# EXERCISE REQUIREMENTS
Every record below is to be retyped exactly.

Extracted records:
================================

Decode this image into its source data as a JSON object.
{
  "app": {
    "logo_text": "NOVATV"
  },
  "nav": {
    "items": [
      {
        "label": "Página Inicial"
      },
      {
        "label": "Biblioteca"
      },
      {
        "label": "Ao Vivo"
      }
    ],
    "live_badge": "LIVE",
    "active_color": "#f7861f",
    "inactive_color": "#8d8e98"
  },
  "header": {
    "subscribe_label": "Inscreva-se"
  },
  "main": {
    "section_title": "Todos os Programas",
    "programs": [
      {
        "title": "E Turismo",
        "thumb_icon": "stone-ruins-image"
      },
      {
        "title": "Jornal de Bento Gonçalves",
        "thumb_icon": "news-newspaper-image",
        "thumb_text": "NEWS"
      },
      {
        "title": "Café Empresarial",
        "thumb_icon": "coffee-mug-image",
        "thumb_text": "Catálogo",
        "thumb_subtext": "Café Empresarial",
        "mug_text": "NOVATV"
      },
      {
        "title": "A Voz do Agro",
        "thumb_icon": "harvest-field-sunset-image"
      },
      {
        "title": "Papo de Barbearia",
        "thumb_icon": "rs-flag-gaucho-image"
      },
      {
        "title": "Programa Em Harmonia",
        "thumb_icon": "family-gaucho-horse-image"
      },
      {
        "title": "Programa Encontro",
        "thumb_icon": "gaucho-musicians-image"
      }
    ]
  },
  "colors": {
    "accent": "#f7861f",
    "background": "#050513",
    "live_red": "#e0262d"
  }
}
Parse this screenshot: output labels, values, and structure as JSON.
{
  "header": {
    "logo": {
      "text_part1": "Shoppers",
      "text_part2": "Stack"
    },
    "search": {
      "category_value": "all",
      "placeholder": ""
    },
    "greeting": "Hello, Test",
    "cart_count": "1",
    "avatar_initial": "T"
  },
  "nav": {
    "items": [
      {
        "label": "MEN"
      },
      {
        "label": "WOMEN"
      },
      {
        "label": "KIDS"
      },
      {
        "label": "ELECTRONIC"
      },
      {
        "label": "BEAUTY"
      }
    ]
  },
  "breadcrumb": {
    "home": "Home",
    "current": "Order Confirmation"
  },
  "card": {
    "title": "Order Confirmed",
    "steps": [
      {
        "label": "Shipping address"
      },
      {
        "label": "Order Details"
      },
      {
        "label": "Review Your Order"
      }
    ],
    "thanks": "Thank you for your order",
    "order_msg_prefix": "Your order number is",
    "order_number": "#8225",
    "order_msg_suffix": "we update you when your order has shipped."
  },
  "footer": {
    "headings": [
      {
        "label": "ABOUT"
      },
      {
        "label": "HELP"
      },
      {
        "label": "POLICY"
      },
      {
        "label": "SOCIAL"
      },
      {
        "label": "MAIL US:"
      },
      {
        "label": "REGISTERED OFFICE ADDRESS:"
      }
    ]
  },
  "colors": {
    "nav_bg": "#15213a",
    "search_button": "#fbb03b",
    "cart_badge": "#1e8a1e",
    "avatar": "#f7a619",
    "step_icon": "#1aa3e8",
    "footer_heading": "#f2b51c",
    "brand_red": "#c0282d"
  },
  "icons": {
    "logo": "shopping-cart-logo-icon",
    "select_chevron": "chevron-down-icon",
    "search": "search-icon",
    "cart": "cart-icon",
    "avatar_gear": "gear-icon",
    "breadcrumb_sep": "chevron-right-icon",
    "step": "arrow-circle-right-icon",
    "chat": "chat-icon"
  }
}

================================

# OUTPUT FOR THIS TASK
Decode this image into its source data as a JSON object.
{
  "app": {
    "logo_text": "NOVATV"
  },
  "nav": {
    "items": [
      {
        "label": "Página Inicial"
      },
      {
        "label": "Biblioteca"
      },
      {
        "label": "Ao Vivo"
      }
    ],
    "live_badge": "LIVE",
    "active_color": "#f7861f",
    "inactive_color": "#8d8e98"
  },
  "header": {
    "subscribe_label": "Inscreva-se"
  },
  "main": {
    "section_title": "Todos os Programas",
    "programs": [
      {
        "title": "E Turismo",
        "thumb_icon": "stone-ruins-image"
      },
      {
        "title": "Jornal de Bento Gonçalves",
        "thumb_icon": "news-newspaper-image",
        "thumb_text": "NEWS"
      },
      {
        "title": "Café Empresarial",
        "thumb_icon": "coffee-mug-image",
        "thumb_text": "Catálogo",
        "thumb_subtext": "Café Empresarial",
        "mug_text": "NOVATV"
      },
      {
        "title": "A Voz do Agro",
        "thumb_icon": "harvest-field-sunset-image"
      },
      {
        "title": "Papo de Barbearia",
        "thumb_icon": "rs-flag-gaucho-image"
      },
      {
        "title": "Programa Em Harmonia",
        "thumb_icon": "family-gaucho-horse-image"
      },
      {
        "title": "Programa Encontro",
        "thumb_icon": "gaucho-musicians-image"
      }
    ]
  },
  "colors": {
    "accent": "#f7861f",
    "background": "#050513",
    "live_red": "#e0262d"
  }
}
Parse this screenshot: output labels, values, and structure as JSON.
{
  "header": {
    "logo": {
      "text_part1": "Shoppers",
      "text_part2": "Stack"
    },
    "search": {
      "category_value": "all",
      "placeholder": ""
    },
    "greeting": "Hello, Test",
    "cart_count": "1",
    "avatar_initial": "T"
  },
  "nav": {
    "items": [
      {
        "label": "MEN"
      },
      {
        "label": "WOMEN"
      },
      {
        "label": "KIDS"
      },
      {
        "label": "ELECTRONIC"
      },
      {
        "label": "BEAUTY"
      }
    ]
  },
  "breadcrumb": {
    "home": "Home",
    "current": "Order Confirmation"
  },
  "card": {
    "title": "Order Confirmed",
    "steps": [
      {
        "label": "Shipping address"
      },
      {
        "label": "Order Details"
      },
      {
        "label": "Review Your Order"
      }
    ],
    "thanks": "Thank you for your order",
    "order_msg_prefix": "Your order number is",
    "order_number": "#8225",
    "order_msg_suffix": "we update you when your order has shipped."
  },
  "footer": {
    "headings": [
      {
        "label": "ABOUT"
      },
      {
        "label": "HELP"
      },
      {
        "label": "POLICY"
      },
      {
        "label": "SOCIAL"
      },
      {
        "label": "MAIL US:"
      },
      {
        "label": "REGISTERED OFFICE ADDRESS:"
      }
    ]
  },
  "colors": {
    "nav_bg": "#15213a",
    "search_button": "#fbb03b",
    "cart_badge": "#1e8a1e",
    "avatar": "#f7a619",
    "step_icon": "#1aa3e8",
    "footer_heading": "#f2b51c",
    "brand_red": "#c0282d"
  },
  "icons": {
    "logo": "shopping-cart-logo-icon",
    "select_chevron": "chevron-down-icon",
    "search": "search-icon",
    "cart": "cart-icon",
    "avatar_gear": "gear-icon",
    "breadcrumb_sep": "chevron-right-icon",
    "step": "arrow-circle-right-icon",
    "chat": "chat-icon"
  }
}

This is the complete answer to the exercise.